[Data entries]
------------------------------------------------------------------------

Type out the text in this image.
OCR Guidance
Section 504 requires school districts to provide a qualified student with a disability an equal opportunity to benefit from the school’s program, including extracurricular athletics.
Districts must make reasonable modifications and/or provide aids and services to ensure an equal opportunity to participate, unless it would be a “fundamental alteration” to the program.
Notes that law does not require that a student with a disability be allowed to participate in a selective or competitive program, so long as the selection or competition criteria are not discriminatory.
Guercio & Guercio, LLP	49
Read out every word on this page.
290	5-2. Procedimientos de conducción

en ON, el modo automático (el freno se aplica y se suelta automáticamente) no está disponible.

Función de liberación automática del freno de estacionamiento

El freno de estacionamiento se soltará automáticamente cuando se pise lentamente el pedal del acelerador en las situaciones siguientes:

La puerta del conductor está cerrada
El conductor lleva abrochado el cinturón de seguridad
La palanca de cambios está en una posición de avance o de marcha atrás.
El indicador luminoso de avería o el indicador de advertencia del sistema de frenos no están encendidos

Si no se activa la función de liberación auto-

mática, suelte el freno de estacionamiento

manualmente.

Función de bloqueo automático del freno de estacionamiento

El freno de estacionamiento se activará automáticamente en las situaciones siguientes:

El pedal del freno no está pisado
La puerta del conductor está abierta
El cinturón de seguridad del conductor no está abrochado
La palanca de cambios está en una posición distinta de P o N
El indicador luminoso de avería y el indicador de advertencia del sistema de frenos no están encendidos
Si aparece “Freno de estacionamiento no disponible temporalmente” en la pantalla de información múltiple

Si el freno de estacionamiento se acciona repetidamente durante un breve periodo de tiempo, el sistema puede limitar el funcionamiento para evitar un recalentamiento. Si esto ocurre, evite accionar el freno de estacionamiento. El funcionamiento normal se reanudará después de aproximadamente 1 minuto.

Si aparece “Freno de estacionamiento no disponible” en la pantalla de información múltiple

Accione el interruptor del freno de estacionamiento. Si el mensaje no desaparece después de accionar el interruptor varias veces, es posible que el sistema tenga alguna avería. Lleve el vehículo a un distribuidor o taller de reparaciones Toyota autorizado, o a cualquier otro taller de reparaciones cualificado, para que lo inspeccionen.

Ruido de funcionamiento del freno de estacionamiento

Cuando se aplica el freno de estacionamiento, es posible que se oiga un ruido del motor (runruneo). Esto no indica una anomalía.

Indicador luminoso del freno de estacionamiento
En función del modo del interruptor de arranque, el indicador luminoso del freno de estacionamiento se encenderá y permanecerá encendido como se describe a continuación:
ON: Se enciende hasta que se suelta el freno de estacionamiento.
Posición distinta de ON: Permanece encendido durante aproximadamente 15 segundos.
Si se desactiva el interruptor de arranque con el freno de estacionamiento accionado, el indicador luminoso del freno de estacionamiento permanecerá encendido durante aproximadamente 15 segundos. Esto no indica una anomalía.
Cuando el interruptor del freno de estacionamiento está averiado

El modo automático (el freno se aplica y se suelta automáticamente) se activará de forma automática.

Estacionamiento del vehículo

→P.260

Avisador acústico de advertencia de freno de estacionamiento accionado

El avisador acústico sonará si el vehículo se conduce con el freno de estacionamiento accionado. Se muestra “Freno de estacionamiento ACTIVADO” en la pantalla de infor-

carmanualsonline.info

------------------------------------------------------------------------

Go through the listing above and restate it word for word.

Type out the text in this image.
OCR Guidance
Section 504 requires school districts to provide a qualified student with a disability an equal opportunity to benefit from the school’s program, including extracurricular athletics.
Districts must make reasonable modifications and/or provide aids and services to ensure an equal opportunity to participate, unless it would be a “fundamental alteration” to the program.
Notes that law does not require that a student with a disability be allowed to participate in a selective or competitive program, so long as the selection or competition criteria are not discriminatory.
Guercio & Guercio, LLP	49
Read out every word on this page.
290	5-2. Procedimientos de conducción

en ON, el modo automático (el freno se aplica y se suelta automáticamente) no está disponible.

Función de liberación automática del freno de estacionamiento

El freno de estacionamiento se soltará automáticamente cuando se pise lentamente el pedal del acelerador en las situaciones siguientes:

La puerta del conductor está cerrada
El conductor lleva abrochado el cinturón de seguridad
La palanca de cambios está en una posición de avance o de marcha atrás.
El indicador luminoso de avería o el indicador de advertencia del sistema de frenos no están encendidos

Si no se activa la función de liberación auto-

mática, suelte el freno de estacionamiento

manualmente.

Función de bloqueo automático del freno de estacionamiento

El freno de estacionamiento se activará automáticamente en las situaciones siguientes:

El pedal del freno no está pisado
La puerta del conductor está abierta
El cinturón de seguridad del conductor no está abrochado
La palanca de cambios está en una posición distinta de P o N
El indicador luminoso de avería y el indicador de advertencia del sistema de frenos no están encendidos
Si aparece “Freno de estacionamiento no disponible temporalmente” en la pantalla de información múltiple

Si el freno de estacionamiento se acciona repetidamente durante un breve periodo de tiempo, el sistema puede limitar el funcionamiento para evitar un recalentamiento. Si esto ocurre, evite accionar el freno de estacionamiento. El funcionamiento normal se reanudará después de aproximadamente 1 minuto.

Si aparece “Freno de estacionamiento no disponible” en la pantalla de información múltiple

Accione el interruptor del freno de estacionamiento. Si el mensaje no desaparece después de accionar el interruptor varias veces, es posible que el sistema tenga alguna avería. Lleve el vehículo a un distribuidor o taller de reparaciones Toyota autorizado, o a cualquier otro taller de reparaciones cualificado, para que lo inspeccionen.

Ruido de funcionamiento del freno de estacionamiento

Cuando se aplica el freno de estacionamiento, es posible que se oiga un ruido del motor (runruneo). Esto no indica una anomalía.

Indicador luminoso del freno de estacionamiento
En función del modo del interruptor de arranque, el indicador luminoso del freno de estacionamiento se encenderá y permanecerá encendido como se describe a continuación:
ON: Se enciende hasta que se suelta el freno de estacionamiento.
Posición distinta de ON: Permanece encendido durante aproximadamente 15 segundos.
Si se desactiva el interruptor de arranque con el freno de estacionamiento accionado, el indicador luminoso del freno de estacionamiento permanecerá encendido durante aproximadamente 15 segundos. Esto no indica una anomalía.
Cuando el interruptor del freno de estacionamiento está averiado

El modo automático (el freno se aplica y se suelta automáticamente) se activará de forma automática.

Estacionamiento del vehículo

→P.260

Avisador acústico de advertencia de freno de estacionamiento accionado

El avisador acústico sonará si el vehículo se conduce con el freno de estacionamiento accionado. Se muestra “Freno de estacionamiento ACTIVADO” en la pantalla de infor-

carmanualsonline.info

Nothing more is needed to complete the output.